> Raw records

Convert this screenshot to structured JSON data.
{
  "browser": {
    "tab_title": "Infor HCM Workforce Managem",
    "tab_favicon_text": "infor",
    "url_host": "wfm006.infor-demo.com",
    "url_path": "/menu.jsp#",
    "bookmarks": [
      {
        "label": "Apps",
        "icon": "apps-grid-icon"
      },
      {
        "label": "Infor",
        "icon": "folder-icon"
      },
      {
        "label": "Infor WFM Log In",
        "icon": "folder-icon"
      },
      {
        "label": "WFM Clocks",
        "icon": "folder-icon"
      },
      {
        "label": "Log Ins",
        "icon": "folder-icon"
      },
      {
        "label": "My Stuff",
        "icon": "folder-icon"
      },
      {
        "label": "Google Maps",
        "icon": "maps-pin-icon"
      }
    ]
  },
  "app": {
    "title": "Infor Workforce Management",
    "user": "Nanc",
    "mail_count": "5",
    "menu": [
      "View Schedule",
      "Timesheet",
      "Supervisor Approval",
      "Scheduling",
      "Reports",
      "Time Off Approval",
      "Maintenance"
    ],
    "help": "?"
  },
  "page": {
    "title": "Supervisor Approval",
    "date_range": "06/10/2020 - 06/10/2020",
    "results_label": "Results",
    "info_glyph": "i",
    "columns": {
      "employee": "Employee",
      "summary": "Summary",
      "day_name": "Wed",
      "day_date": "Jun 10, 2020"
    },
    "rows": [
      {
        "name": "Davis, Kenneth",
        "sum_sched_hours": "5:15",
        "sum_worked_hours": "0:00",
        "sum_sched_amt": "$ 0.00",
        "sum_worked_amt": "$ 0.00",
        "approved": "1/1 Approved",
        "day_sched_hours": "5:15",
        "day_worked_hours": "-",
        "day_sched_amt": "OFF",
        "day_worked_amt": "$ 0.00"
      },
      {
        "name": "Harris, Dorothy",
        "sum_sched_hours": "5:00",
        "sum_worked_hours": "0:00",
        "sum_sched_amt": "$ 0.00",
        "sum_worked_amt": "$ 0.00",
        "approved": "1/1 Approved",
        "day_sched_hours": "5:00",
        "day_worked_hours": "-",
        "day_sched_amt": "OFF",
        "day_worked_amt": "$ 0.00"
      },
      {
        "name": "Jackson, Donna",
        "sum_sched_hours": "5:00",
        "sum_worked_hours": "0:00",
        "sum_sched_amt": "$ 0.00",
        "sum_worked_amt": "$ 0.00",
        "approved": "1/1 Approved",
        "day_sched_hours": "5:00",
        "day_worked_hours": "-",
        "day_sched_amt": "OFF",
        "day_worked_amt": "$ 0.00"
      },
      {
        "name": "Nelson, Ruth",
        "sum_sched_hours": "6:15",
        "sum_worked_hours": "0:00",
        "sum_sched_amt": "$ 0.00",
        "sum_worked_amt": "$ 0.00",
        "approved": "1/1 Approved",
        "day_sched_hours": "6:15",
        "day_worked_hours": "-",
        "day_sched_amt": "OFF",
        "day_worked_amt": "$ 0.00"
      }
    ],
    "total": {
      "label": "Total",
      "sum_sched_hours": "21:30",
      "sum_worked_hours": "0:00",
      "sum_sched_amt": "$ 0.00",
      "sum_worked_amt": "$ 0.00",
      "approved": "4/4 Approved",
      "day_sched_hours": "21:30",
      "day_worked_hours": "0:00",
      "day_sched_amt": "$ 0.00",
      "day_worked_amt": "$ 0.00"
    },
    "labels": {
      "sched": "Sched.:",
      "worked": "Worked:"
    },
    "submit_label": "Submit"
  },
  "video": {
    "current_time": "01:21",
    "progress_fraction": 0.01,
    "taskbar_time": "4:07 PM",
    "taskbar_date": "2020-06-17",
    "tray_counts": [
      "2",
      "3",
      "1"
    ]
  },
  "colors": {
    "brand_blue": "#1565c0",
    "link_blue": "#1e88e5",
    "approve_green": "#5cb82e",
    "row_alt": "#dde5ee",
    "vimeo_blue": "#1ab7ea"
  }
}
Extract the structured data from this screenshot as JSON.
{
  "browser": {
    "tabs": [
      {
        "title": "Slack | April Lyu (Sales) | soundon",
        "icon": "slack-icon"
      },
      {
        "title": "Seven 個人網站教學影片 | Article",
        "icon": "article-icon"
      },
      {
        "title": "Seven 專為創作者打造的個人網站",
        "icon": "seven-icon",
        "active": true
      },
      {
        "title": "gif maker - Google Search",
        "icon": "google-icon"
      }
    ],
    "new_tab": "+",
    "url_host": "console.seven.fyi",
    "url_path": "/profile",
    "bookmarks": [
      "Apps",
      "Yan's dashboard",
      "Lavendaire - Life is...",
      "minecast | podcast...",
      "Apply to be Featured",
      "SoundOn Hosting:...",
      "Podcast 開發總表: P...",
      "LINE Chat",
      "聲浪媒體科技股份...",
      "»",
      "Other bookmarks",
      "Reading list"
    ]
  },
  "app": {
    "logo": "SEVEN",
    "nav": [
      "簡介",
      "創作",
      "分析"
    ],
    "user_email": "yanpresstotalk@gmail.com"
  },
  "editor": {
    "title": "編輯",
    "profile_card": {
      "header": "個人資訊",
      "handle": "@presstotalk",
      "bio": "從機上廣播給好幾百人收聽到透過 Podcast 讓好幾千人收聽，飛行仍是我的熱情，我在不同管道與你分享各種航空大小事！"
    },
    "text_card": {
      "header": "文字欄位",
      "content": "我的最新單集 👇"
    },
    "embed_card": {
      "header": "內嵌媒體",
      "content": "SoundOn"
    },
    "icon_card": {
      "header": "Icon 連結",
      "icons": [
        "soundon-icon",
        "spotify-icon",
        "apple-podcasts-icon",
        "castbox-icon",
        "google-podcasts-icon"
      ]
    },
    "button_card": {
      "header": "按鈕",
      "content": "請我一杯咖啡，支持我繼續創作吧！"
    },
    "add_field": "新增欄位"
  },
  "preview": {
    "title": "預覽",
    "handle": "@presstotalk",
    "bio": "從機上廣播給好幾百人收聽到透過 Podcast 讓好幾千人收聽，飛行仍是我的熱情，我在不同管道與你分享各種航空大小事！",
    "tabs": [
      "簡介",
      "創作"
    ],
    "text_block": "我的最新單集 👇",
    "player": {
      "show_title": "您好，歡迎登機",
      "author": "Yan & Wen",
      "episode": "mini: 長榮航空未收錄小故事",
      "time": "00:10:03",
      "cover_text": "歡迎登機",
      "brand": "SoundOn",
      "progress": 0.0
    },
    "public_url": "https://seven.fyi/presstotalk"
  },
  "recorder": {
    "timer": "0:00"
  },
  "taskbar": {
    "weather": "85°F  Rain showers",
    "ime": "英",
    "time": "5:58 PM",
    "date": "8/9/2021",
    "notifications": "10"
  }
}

> Prompt
Using the data above, reproduce every line exactly.

> Completed exercise
Convert this screenshot to structured JSON data.
{
  "browser": {
    "tab_title": "Infor HCM Workforce Managem",
    "tab_favicon_text": "infor",
    "url_host": "wfm006.infor-demo.com",
    "url_path": "/menu.jsp#",
    "bookmarks": [
      {
        "label": "Apps",
        "icon": "apps-grid-icon"
      },
      {
        "label": "Infor",
        "icon": "folder-icon"
      },
      {
        "label": "Infor WFM Log In",
        "icon": "folder-icon"
      },
      {
        "label": "WFM Clocks",
        "icon": "folder-icon"
      },
      {
        "label": "Log Ins",
        "icon": "folder-icon"
      },
      {
        "label": "My Stuff",
        "icon": "folder-icon"
      },
      {
        "label": "Google Maps",
        "icon": "maps-pin-icon"
      }
    ]
  },
  "app": {
    "title": "Infor Workforce Management",
    "user": "Nanc",
    "mail_count": "5",
    "menu": [
      "View Schedule",
      "Timesheet",
      "Supervisor Approval",
      "Scheduling",
      "Reports",
      "Time Off Approval",
      "Maintenance"
    ],
    "help": "?"
  },
  "page": {
    "title": "Supervisor Approval",
    "date_range": "06/10/2020 - 06/10/2020",
    "results_label": "Results",
    "info_glyph": "i",
    "columns": {
      "employee": "Employee",
      "summary": "Summary",
      "day_name": "Wed",
      "day_date": "Jun 10, 2020"
    },
    "rows": [
      {
        "name": "Davis, Kenneth",
        "sum_sched_hours": "5:15",
        "sum_worked_hours": "0:00",
        "sum_sched_amt": "$ 0.00",
        "sum_worked_amt": "$ 0.00",
        "approved": "1/1 Approved",
        "day_sched_hours": "5:15",
        "day_worked_hours": "-",
        "day_sched_amt": "OFF",
        "day_worked_amt": "$ 0.00"
      },
      {
        "name": "Harris, Dorothy",
        "sum_sched_hours": "5:00",
        "sum_worked_hours": "0:00",
        "sum_sched_amt": "$ 0.00",
        "sum_worked_amt": "$ 0.00",
        "approved": "1/1 Approved",
        "day_sched_hours": "5:00",
        "day_worked_hours": "-",
        "day_sched_amt": "OFF",
        "day_worked_amt": "$ 0.00"
      },
      {
        "name": "Jackson, Donna",
        "sum_sched_hours": "5:00",
        "sum_worked_hours": "0:00",
        "sum_sched_amt": "$ 0.00",
        "sum_worked_amt": "$ 0.00",
        "approved": "1/1 Approved",
        "day_sched_hours": "5:00",
        "day_worked_hours": "-",
        "day_sched_amt": "OFF",
        "day_worked_amt": "$ 0.00"
      },
      {
        "name": "Nelson, Ruth",
        "sum_sched_hours": "6:15",
        "sum_worked_hours": "0:00",
        "sum_sched_amt": "$ 0.00",
        "sum_worked_amt": "$ 0.00",
        "approved": "1/1 Approved",
        "day_sched_hours": "6:15",
        "day_worked_hours": "-",
        "day_sched_amt": "OFF",
        "day_worked_amt": "$ 0.00"
      }
    ],
    "total": {
      "label": "Total",
      "sum_sched_hours": "21:30",
      "sum_worked_hours": "0:00",
      "sum_sched_amt": "$ 0.00",
      "sum_worked_amt": "$ 0.00",
      "approved": "4/4 Approved",
      "day_sched_hours": "21:30",
      "day_worked_hours": "0:00",
      "day_sched_amt": "$ 0.00",
      "day_worked_amt": "$ 0.00"
    },
    "labels": {
      "sched": "Sched.:",
      "worked": "Worked:"
    },
    "submit_label": "Submit"
  },
  "video": {
    "current_time": "01:21",
    "progress_fraction": 0.01,
    "taskbar_time": "4:07 PM",
    "taskbar_date": "2020-06-17",
    "tray_counts": [
      "2",
      "3",
      "1"
    ]
  },
  "colors": {
    "brand_blue": "#1565c0",
    "link_blue": "#1e88e5",
    "approve_green": "#5cb82e",
    "row_alt": "#dde5ee",
    "vimeo_blue": "#1ab7ea"
  }
}
Extract the structured data from this screenshot as JSON.
{
  "browser": {
    "tabs": [
      {
        "title": "Slack | April Lyu (Sales) | soundon",
        "icon": "slack-icon"
      },
      {
        "title": "Seven 個人網站教學影片 | Article",
        "icon": "article-icon"
      },
      {
        "title": "Seven 專為創作者打造的個人網站",
        "icon": "seven-icon",
        "active": true
      },
      {
        "title": "gif maker - Google Search",
        "icon": "google-icon"
      }
    ],
    "new_tab": "+",
    "url_host": "console.seven.fyi",
    "url_path": "/profile",
    "bookmarks": [
      "Apps",
      "Yan's dashboard",
      "Lavendaire - Life is...",
      "minecast | podcast...",
      "Apply to be Featured",
      "SoundOn Hosting:...",
      "Podcast 開發總表: P...",
      "LINE Chat",
      "聲浪媒體科技股份...",
      "»",
      "Other bookmarks",
      "Reading list"
    ]
  },
  "app": {
    "logo": "SEVEN",
    "nav": [
      "簡介",
      "創作",
      "分析"
    ],
    "user_email": "yanpresstotalk@gmail.com"
  },
  "editor": {
    "title": "編輯",
    "profile_card": {
      "header": "個人資訊",
      "handle": "@presstotalk",
      "bio": "從機上廣播給好幾百人收聽到透過 Podcast 讓好幾千人收聽，飛行仍是我的熱情，我在不同管道與你分享各種航空大小事！"
    },
    "text_card": {
      "header": "文字欄位",
      "content": "我的最新單集 👇"
    },
    "embed_card": {
      "header": "內嵌媒體",
      "content": "SoundOn"
    },
    "icon_card": {
      "header": "Icon 連結",
      "icons": [
        "soundon-icon",
        "spotify-icon",
        "apple-podcasts-icon",
        "castbox-icon",
        "google-podcasts-icon"
      ]
    },
    "button_card": {
      "header": "按鈕",
      "content": "請我一杯咖啡，支持我繼續創作吧！"
    },
    "add_field": "新增欄位"
  },
  "preview": {
    "title": "預覽",
    "handle": "@presstotalk",
    "bio": "從機上廣播給好幾百人收聽到透過 Podcast 讓好幾千人收聽，飛行仍是我的熱情，我在不同管道與你分享各種航空大小事！",
    "tabs": [
      "簡介",
      "創作"
    ],
    "text_block": "我的最新單集 👇",
    "player": {
      "show_title": "您好，歡迎登機",
      "author": "Yan & Wen",
      "episode": "mini: 長榮航空未收錄小故事",
      "time": "00:10:03",
      "cover_text": "歡迎登機",
      "brand": "SoundOn",
      "progress": 0.0
    },
    "public_url": "https://seven.fyi/presstotalk"
  },
  "recorder": {
    "timer": "0:00"
  },
  "taskbar": {
    "weather": "85°F  Rain showers",
    "ime": "英",
    "time": "5:58 PM",
    "date": "8/9/2021",
    "notifications": "10"
  }
}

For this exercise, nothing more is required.